→ **Consigne**:
Selon l'article sur les énergies renouvelables en Algérie, à quelle date l'appel à investisseurs du projet Solar 1000 MW a-t-il été lancé ? Veuillez répondre en une phrase.

→ **Extrait du document**:
Energies renouvelables en Algérie : l’exigence de passer à la vitesse supérieure

L’Algérie devra mettre les bouchées doubles pour réaliser son objectif de 15 000 mégawatts d’énergie solaire en 2035. Ce constat a été confirmé lors du 12e Salon international des énergies renouvelables, énergies propres et développement durable (ERA, Oran, 24-26 octobre 2022).

par M’hamed Rebah

L’appel à investisseurs pour la réalisation des centrales photovoltaïques, dans le cadre du projet Solar 1000 MW pour la production l’électricité, a été lancé le 23 décembre 2021, au moment où, selon un bilan établi par le Commissariat aux énergies renouvelables et à l’efficacité énergétique (CEREFE), la capacité d’EnR installée, en considérant l’ensemble des projets raccordés et non-raccordés au réseau, s’élevait à 567,1 MW (mégawatts), dont 438,2 MW hors hydroélectricité. Le programme a commencé en 2021, à raison de 1000 MW par an. Un rythme qui n’a pas été atteint. A la fin 2022, également, il ne sera pas atteint. Selon le rapport du CEREFE, 59 MW de centrales solaires photovoltaïques destinées à l’hybridation et près de 12 MW hors réseau sont prévues en 2022. Pour avoir 15 000 MW d’énergie solaire en 2035, il faudra donc accélérer la cadence et installer plus de 1000 MW par an. Certes, comme on le dit chez nous, « tout retard comporte un bienfait », la technologie du solaire connaît des avancées rapides, le retard de l’Algérie pourrait être mis à profit par l’exploitation des innovations intervenues entretemps, notamment dans l’efficacité des cellules et l’optimisation du rendement des installations solaires. Le plus important est dans le niveau d’ensoleillement-  3 000 heures par année – dont dispose l’Algérie. Pour les responsables du Groupe Sonelgaz, qui distribue l’électricité, cela pousse à investir dans la réalisation des ouvrages photovoltaïques.

→ **Données fournies**:
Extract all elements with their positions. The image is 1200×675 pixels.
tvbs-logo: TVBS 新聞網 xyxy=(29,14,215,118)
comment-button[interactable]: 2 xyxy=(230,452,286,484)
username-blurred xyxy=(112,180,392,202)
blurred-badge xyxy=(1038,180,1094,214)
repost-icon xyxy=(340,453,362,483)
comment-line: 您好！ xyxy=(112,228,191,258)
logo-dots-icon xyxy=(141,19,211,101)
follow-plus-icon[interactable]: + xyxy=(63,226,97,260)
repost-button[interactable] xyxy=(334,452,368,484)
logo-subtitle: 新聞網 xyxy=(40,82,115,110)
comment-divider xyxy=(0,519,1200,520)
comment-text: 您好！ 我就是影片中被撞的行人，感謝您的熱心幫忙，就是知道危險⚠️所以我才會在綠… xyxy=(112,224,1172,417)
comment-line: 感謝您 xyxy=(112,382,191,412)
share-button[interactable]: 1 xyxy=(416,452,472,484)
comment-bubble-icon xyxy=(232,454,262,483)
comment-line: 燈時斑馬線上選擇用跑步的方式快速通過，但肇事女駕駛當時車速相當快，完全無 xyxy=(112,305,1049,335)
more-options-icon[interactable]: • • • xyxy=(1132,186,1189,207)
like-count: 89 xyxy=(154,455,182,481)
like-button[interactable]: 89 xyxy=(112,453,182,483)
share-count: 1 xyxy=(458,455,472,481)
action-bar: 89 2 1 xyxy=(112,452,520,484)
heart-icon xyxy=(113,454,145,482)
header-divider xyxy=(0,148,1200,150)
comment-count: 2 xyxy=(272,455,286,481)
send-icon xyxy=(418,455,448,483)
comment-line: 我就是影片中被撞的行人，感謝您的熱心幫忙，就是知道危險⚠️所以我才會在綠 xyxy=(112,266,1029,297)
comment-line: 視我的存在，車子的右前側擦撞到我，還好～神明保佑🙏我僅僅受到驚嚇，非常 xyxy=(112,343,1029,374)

→ **Réponse**:
L'appel à investisseurs du projet Solar 1000 MW a été lancé le 23 décembre 2021.